:: Work to do ::
Identify and pull out each line of the entries in which "this" occurs.

:: Stored records ::
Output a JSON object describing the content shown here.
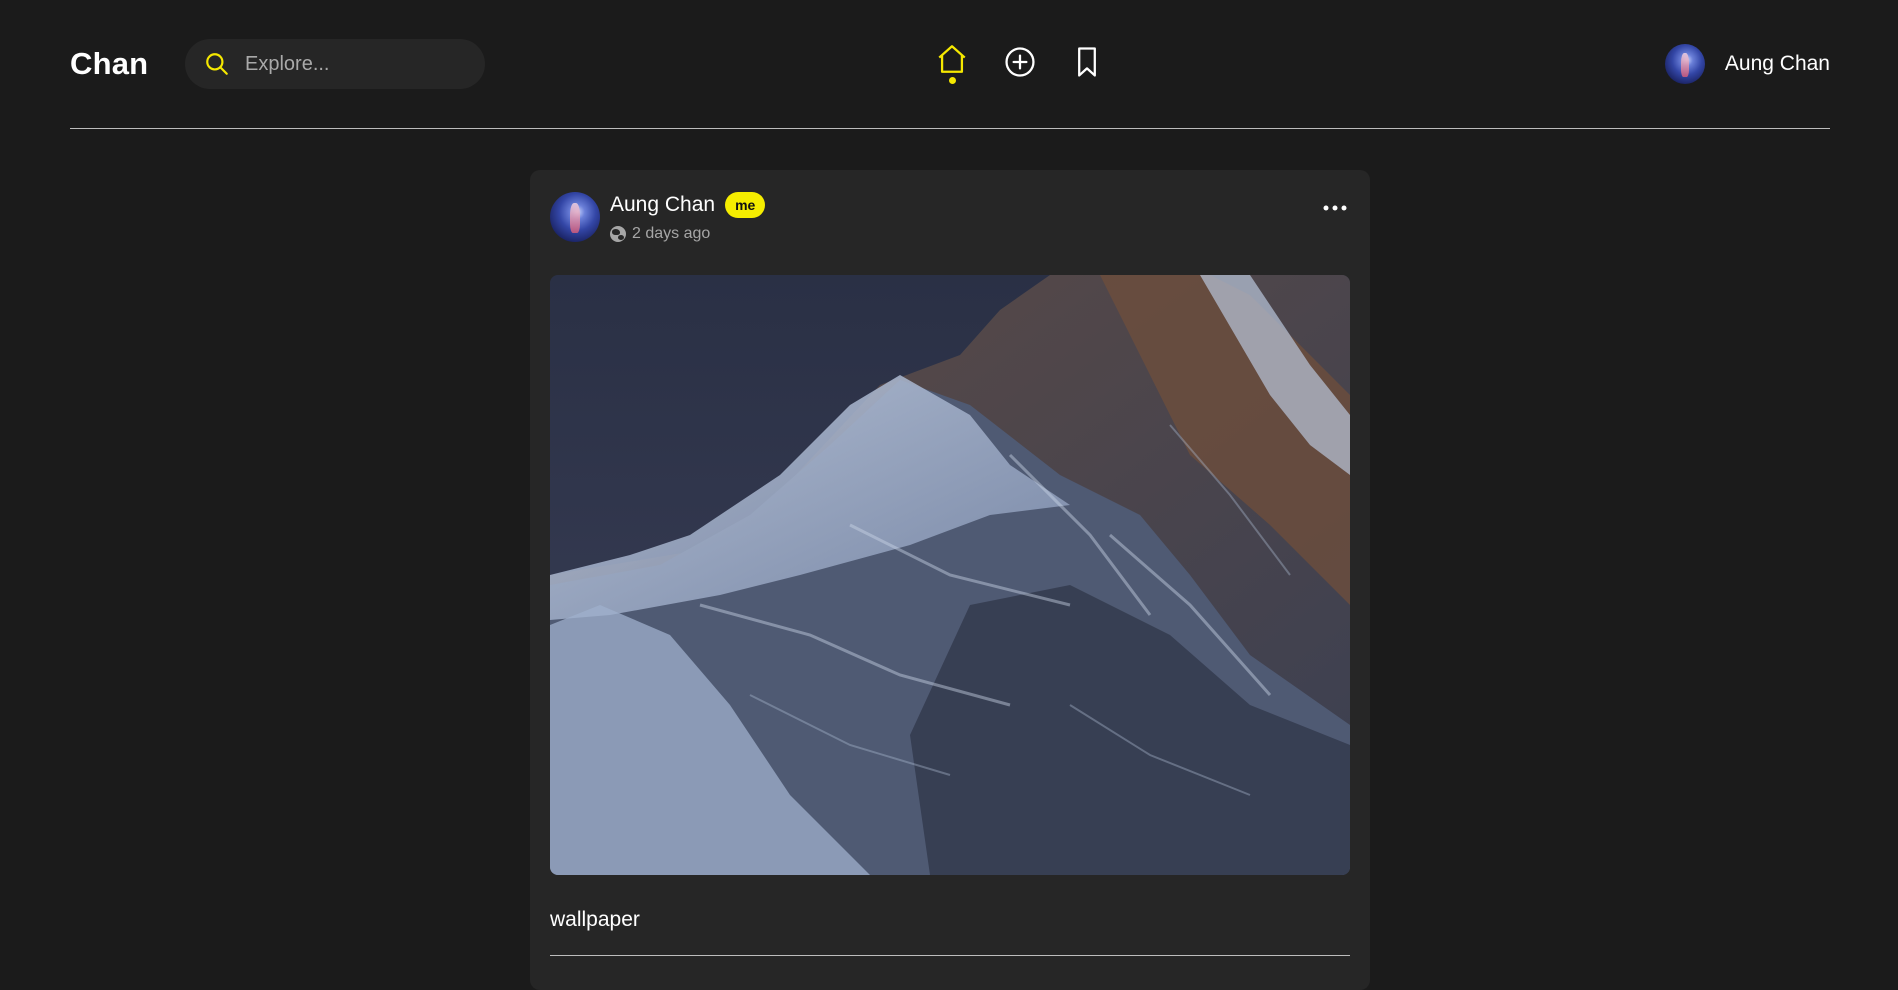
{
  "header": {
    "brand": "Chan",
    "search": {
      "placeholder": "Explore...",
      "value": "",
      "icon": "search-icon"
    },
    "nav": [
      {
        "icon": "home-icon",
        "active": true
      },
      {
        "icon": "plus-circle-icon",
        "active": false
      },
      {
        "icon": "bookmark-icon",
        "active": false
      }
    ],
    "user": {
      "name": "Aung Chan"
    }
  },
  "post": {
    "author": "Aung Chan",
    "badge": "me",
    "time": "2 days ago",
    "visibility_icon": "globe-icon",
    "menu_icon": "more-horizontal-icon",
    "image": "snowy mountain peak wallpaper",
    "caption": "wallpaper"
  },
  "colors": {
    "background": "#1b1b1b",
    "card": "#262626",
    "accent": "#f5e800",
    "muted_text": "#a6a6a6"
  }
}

==

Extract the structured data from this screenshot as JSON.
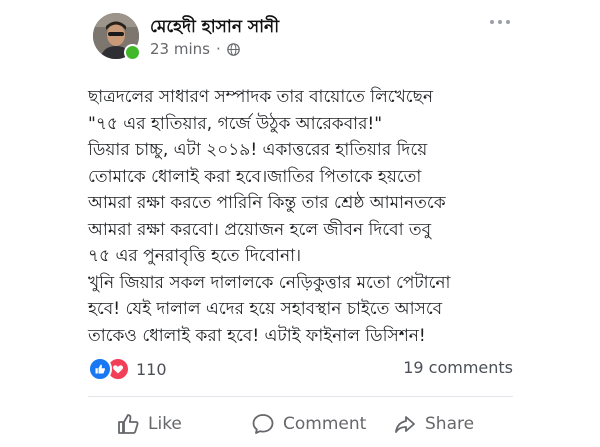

--

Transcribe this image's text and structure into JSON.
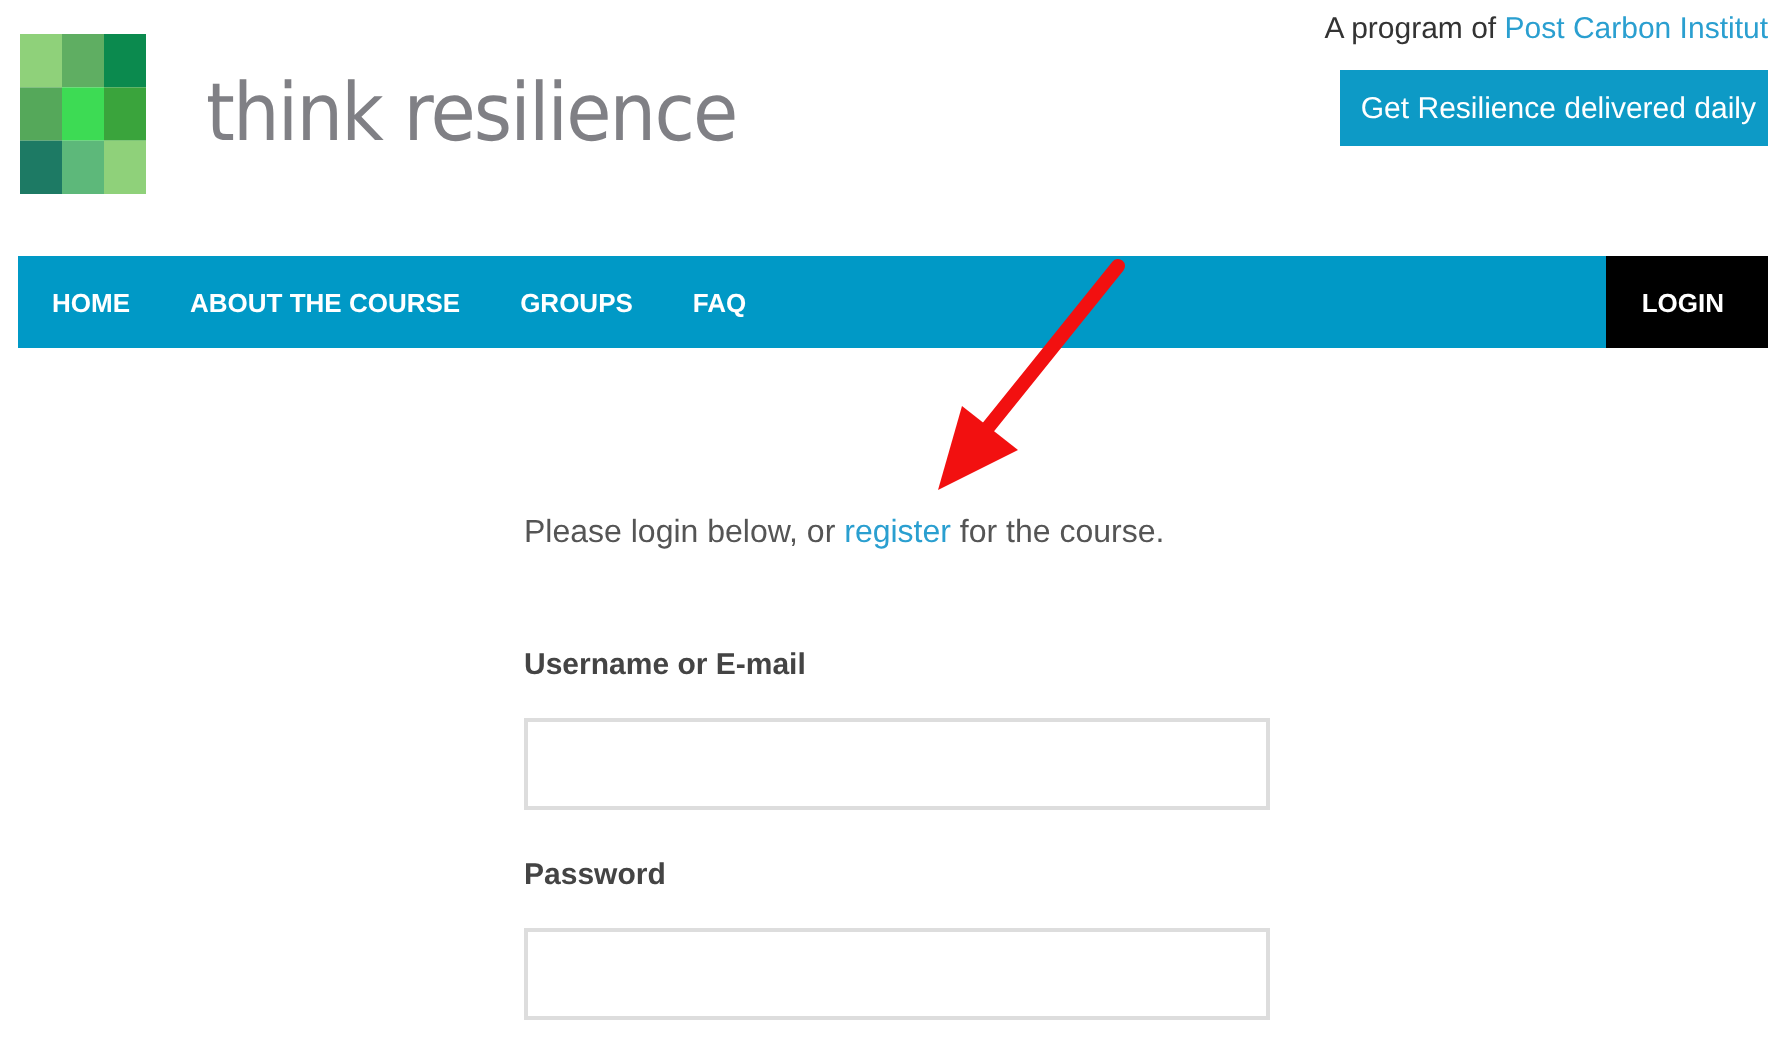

:: Reply ::
Extract the structured data from this screenshot as JSON.
Transcribe this image's text and structure into JSON.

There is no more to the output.